TEXT TO READ:
-- -- --

Born in January 1933, Mel McCuddin and his family lived on the Little Spokane River before moving into town. He attended North Central High School, where he considered becoming an artist, but admits his early notions of the artistic life were not necessarily grounded in reality.
"I took a few art classes, but they were a disaster," he recalls. In fact, McCuddin rediscovered art almost by accident. Newly married to his wife Gloria -- they'll be celebrating their 50th anniversary in September -- he picked up the paintbrush with the original intention of finding something to do.
"I didn't have any hobbies. I just bought some oil paints and started with those. I didn't really know what I was doing. But it was fun. It still is fun."
He still has one of his first paintings, a small landscape lit with the chilly glow of sunset and inhabited by bright orange trees. It's a far cry from the kind of kinetic, dissociative work McCuddin would be doing in just a few years. What started out as a hobby caught fire as he discovered the Abstract Expressionists, who were redefining art during the 1950s. He counts Willem de Kooning and James Brooks among his major early influences, and his later, more figurative works often bring to mind the dark visions of British painter Francis Bacon.

-- -- --

STATED PROBLEM: Copy out the passage on painter Mel McCuddin above in full, word for word.

-- -- --

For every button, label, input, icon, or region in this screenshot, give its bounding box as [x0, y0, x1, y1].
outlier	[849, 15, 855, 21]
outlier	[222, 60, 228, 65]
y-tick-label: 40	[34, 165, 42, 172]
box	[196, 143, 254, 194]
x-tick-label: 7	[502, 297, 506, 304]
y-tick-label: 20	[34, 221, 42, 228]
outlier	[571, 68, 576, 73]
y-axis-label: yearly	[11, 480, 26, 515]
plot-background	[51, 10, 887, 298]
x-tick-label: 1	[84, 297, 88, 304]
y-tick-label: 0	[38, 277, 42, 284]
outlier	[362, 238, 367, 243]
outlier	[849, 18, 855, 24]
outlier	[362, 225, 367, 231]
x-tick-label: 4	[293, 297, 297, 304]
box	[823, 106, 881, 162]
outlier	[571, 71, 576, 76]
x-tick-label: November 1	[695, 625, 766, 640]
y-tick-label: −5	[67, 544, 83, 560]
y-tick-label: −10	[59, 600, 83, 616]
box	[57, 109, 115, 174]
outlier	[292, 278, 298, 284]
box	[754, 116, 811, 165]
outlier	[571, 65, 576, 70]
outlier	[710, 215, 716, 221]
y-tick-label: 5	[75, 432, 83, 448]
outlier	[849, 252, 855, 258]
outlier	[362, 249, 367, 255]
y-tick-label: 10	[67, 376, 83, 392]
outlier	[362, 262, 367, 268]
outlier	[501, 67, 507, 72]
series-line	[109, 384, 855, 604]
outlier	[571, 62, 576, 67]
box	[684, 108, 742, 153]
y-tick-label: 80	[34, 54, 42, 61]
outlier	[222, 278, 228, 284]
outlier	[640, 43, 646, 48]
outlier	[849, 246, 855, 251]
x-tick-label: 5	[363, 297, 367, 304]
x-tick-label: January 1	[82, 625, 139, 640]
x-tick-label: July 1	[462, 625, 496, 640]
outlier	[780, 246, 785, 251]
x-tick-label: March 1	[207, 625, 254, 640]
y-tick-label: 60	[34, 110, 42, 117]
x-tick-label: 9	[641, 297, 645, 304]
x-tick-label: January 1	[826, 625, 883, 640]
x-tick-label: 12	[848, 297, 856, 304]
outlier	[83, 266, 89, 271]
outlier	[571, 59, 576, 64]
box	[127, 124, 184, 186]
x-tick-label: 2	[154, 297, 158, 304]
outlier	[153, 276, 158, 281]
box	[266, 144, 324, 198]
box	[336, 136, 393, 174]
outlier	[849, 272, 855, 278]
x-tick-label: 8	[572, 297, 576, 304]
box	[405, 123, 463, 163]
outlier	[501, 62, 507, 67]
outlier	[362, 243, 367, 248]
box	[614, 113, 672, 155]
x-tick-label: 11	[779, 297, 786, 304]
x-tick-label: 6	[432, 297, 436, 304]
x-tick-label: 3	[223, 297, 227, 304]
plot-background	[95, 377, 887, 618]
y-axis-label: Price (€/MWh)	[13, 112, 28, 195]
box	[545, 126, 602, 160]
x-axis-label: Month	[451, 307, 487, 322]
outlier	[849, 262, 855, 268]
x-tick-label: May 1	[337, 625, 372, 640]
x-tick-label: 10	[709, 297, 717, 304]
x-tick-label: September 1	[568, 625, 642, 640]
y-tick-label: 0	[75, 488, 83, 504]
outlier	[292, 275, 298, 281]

-- -- --

THE REPLY:
Born in January 1933, Mel McCuddin and his family lived on the Little Spokane River before moving into town. He attended North Central High School, where he considered becoming an artist, but admits his early notions of the artistic life were not necessarily grounded in reality.
"I took a few art classes, but they were a disaster," he recalls. In fact, McCuddin rediscovered art almost by accident. Newly married to his wife Gloria -- they'll be celebrating their 50th anniversary in September -- he picked up the paintbrush with the original intention of finding something to do.
"I didn't have any hobbies. I just bought some oil paints and started with those. I didn't really know what I was doing. But it was fun. It still is fun."
He still has one of his first paintings, a small landscape lit with the chilly glow of sunset and inhabited by bright orange trees. It's a far cry from the kind of kinetic, dissociative work McCuddin would be doing in just a few years. What started out as a hobby caught fire as he discovered the Abstract Expressionists, who were redefining art during the 1950s. He counts Willem de Kooning and James Brooks among his major early influences, and his later, more figurative works often bring to mind the dark visions of British painter Francis Bacon.